_SET TASK_
Your answer should be one number: how many lines of the data include the string "Temperature"?
>> BEGIN
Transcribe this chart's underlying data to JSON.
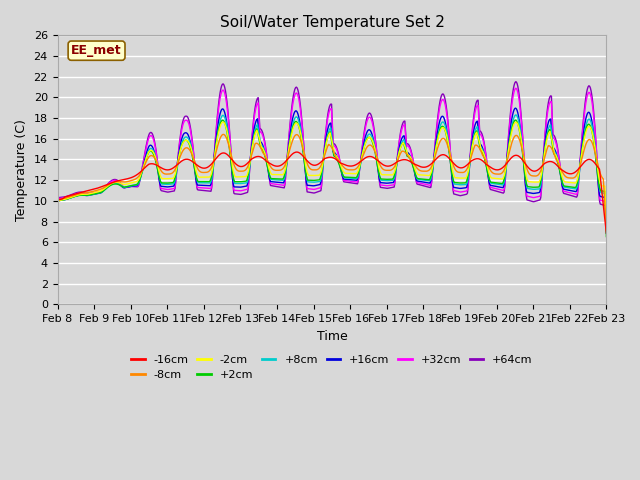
{
  "title": "Soil/Water Temperature Set 2",
  "xlabel": "Time",
  "ylabel": "Temperature (C)",
  "ylim": [
    0,
    26
  ],
  "yticks": [
    0,
    2,
    4,
    6,
    8,
    10,
    12,
    14,
    16,
    18,
    20,
    22,
    24,
    26
  ],
  "x_labels": [
    "Feb 8",
    "Feb 9",
    "Feb 10",
    "Feb 11",
    "Feb 12",
    "Feb 13",
    "Feb 14",
    "Feb 15",
    "Feb 16",
    "Feb 17",
    "Feb 18",
    "Feb 19",
    "Feb 20",
    "Feb 21",
    "Feb 22",
    "Feb 23"
  ],
  "annotation": "EE_met",
  "series_colors": {
    "-16cm": "#ff0000",
    "-8cm": "#ff8800",
    "-2cm": "#ffff00",
    "+2cm": "#00cc00",
    "+8cm": "#00cccc",
    "+16cm": "#0000dd",
    "+32cm": "#ff00ff",
    "+64cm": "#8800bb"
  },
  "series_order": [
    "-16cm",
    "-8cm",
    "-2cm",
    "+2cm",
    "+8cm",
    "+16cm",
    "+32cm",
    "+64cm"
  ],
  "bg_color": "#d8d8d8",
  "grid_color": "#ffffff",
  "title_fontsize": 11,
  "axis_fontsize": 9,
  "tick_fontsize": 8
}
>> END
_RESULT OF THE TASK_
2